======== PROVIDED INFORMATION ========
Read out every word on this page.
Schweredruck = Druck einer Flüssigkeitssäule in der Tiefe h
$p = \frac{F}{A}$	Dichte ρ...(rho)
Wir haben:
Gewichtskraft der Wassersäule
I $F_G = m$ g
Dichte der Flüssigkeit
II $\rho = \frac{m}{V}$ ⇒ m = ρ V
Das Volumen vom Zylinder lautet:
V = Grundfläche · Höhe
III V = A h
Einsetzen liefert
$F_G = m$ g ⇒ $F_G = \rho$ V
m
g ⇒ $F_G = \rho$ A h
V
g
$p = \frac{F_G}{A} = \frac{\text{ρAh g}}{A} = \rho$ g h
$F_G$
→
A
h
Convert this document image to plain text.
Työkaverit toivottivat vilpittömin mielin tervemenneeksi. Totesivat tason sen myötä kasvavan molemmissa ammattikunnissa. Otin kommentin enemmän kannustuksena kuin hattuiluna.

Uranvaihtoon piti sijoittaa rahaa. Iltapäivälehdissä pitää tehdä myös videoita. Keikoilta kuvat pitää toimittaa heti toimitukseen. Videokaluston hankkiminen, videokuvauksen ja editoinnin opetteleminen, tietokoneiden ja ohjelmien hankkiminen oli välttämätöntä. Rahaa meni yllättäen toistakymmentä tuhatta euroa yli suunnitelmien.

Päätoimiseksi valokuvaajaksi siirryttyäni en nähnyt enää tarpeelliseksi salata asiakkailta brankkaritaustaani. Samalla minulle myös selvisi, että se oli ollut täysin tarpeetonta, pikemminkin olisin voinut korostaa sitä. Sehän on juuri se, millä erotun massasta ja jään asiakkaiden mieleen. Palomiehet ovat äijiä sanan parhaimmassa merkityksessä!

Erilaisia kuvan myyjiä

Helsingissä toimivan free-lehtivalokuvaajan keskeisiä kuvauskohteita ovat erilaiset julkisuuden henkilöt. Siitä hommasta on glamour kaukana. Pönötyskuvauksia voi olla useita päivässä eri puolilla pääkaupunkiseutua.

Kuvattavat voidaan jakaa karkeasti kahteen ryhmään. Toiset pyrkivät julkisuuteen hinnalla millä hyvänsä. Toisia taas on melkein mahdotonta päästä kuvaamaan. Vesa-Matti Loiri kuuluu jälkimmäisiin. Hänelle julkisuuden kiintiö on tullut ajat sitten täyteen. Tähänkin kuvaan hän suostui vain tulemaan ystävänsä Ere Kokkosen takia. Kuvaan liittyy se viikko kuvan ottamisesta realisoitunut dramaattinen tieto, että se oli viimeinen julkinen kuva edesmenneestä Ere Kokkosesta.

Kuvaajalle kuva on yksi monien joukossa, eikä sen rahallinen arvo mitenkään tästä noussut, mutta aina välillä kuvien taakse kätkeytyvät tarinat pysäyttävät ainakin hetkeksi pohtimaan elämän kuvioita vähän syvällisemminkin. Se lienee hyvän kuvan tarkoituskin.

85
========
§ **THE REQUEST**:
Scan the material above for the word "this". Copy each line where it occurs.

§ **RESPONSE TO THE EXERCISE**:
Read out every word on this page.
Convert this document image to plain text.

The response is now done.